───── RECORD SET ─────

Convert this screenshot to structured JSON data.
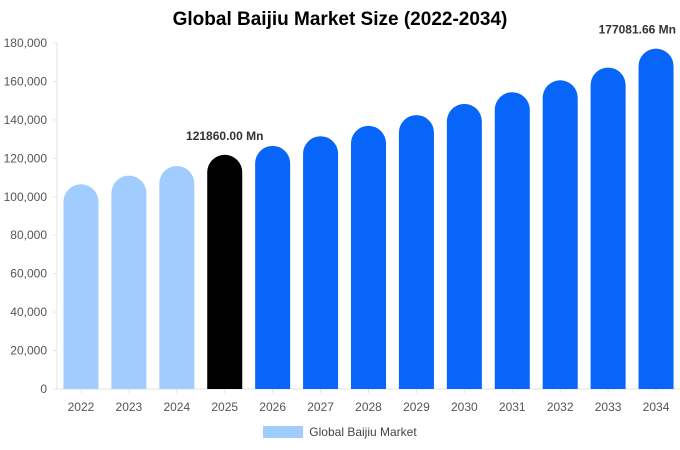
{
  "chart_data": {
    "type": "bar",
    "title": "Global Baijiu Market Size (2022-2034)",
    "xlabel": "",
    "ylabel": "",
    "categories": [
      "2022",
      "2023",
      "2024",
      "2025",
      "2026",
      "2027",
      "2028",
      "2029",
      "2030",
      "2031",
      "2032",
      "2033",
      "2034"
    ],
    "series": [
      {
        "name": "Global Baijiu Market",
        "values": [
          106500,
          111000,
          116000,
          121860,
          126500,
          131500,
          136900,
          142500,
          148300,
          154400,
          160600,
          167200,
          177081.66
        ]
      }
    ],
    "ylim": [
      0,
      180000
    ],
    "yticks": [
      0,
      20000,
      40000,
      60000,
      80000,
      100000,
      120000,
      140000,
      160000,
      180000
    ],
    "ytick_labels": [
      "0",
      "20,000",
      "40,000",
      "60,000",
      "80,000",
      "100,000",
      "120,000",
      "140,000",
      "160,000",
      "180,000"
    ],
    "annotations": [
      {
        "category": "2025",
        "text": "121860.00 Mn"
      },
      {
        "category": "2034",
        "text": "177081.66 Mn"
      }
    ],
    "bar_colors": [
      "#a0cdfd",
      "#a0cdfd",
      "#a0cdfd",
      "#000000",
      "#0765fa",
      "#0765fa",
      "#0765fa",
      "#0765fa",
      "#0765fa",
      "#0765fa",
      "#0765fa",
      "#0765fa",
      "#0765fa"
    ],
    "legend": {
      "position": "bottom",
      "label": "Global Baijiu Market",
      "color": "#a0cdfd"
    },
    "grid": false
  }
}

─────

Leave out the pictures and give the listing above again exactly.

RESPONSE:
Convert this screenshot to structured JSON data.
{
  "chart_data": {
    "type": "bar",
    "title": "Global Baijiu Market Size (2022-2034)",
    "xlabel": "",
    "ylabel": "",
    "categories": [
      "2022",
      "2023",
      "2024",
      "2025",
      "2026",
      "2027",
      "2028",
      "2029",
      "2030",
      "2031",
      "2032",
      "2033",
      "2034"
    ],
    "series": [
      {
        "name": "Global Baijiu Market",
        "values": [
          106500,
          111000,
          116000,
          121860,
          126500,
          131500,
          136900,
          142500,
          148300,
          154400,
          160600,
          167200,
          177081.66
        ]
      }
    ],
    "ylim": [
      0,
      180000
    ],
    "yticks": [
      0,
      20000,
      40000,
      60000,
      80000,
      100000,
      120000,
      140000,
      160000,
      180000
    ],
    "ytick_labels": [
      "0",
      "20,000",
      "40,000",
      "60,000",
      "80,000",
      "100,000",
      "120,000",
      "140,000",
      "160,000",
      "180,000"
    ],
    "annotations": [
      {
        "category": "2025",
        "text": "121860.00 Mn"
      },
      {
        "category": "2034",
        "text": "177081.66 Mn"
      }
    ],
    "bar_colors": [
      "#a0cdfd",
      "#a0cdfd",
      "#a0cdfd",
      "#000000",
      "#0765fa",
      "#0765fa",
      "#0765fa",
      "#0765fa",
      "#0765fa",
      "#0765fa",
      "#0765fa",
      "#0765fa",
      "#0765fa"
    ],
    "legend": {
      "position": "bottom",
      "label": "Global Baijiu Market",
      "color": "#a0cdfd"
    },
    "grid": false
  }
}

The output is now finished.